> [The data]
>> start
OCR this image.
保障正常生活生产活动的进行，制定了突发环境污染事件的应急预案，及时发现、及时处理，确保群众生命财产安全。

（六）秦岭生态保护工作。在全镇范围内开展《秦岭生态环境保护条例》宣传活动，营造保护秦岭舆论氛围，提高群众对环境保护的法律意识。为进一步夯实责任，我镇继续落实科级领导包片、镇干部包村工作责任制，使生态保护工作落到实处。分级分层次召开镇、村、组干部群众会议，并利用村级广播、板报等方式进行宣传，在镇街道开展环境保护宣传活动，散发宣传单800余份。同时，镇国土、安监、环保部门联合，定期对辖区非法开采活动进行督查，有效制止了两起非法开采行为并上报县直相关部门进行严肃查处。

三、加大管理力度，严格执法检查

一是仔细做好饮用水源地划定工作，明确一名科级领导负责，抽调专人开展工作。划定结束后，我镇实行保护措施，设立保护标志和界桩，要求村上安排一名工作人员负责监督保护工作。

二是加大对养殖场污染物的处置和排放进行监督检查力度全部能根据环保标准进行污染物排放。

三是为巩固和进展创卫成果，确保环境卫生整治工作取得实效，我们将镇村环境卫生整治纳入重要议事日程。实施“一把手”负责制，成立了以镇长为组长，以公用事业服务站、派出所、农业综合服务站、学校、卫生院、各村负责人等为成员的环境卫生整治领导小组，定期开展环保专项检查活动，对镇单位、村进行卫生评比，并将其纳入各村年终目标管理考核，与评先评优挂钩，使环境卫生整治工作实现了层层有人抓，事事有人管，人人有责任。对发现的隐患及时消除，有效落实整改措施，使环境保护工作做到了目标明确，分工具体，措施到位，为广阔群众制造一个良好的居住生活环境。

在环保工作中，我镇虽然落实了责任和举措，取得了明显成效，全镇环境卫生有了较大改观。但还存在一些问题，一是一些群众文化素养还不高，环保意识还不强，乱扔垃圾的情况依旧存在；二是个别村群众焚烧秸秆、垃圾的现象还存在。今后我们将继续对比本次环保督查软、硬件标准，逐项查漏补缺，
>> end
>> start
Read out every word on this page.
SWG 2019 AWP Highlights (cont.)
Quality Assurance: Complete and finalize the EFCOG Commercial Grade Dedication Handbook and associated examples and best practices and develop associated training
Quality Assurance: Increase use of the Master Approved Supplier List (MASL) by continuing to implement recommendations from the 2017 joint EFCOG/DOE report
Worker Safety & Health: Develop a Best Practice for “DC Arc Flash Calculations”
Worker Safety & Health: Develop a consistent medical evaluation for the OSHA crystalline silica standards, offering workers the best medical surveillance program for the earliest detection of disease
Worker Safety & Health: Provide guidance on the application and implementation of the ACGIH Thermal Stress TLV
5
>> end
> [Stated goal] Copy each line above containing the string "Assurance".

> [Output of the exercise]
Quality Assurance: Complete and finalize the EFCOG Commercial Grade Dedication Handbook and associated examples and best practices and develop associated training
Quality Assurance: Increase use of the Master Approved Supplier List (MASL) by continuing to implement recommendations from the 2017 joint EFCOG/DOE report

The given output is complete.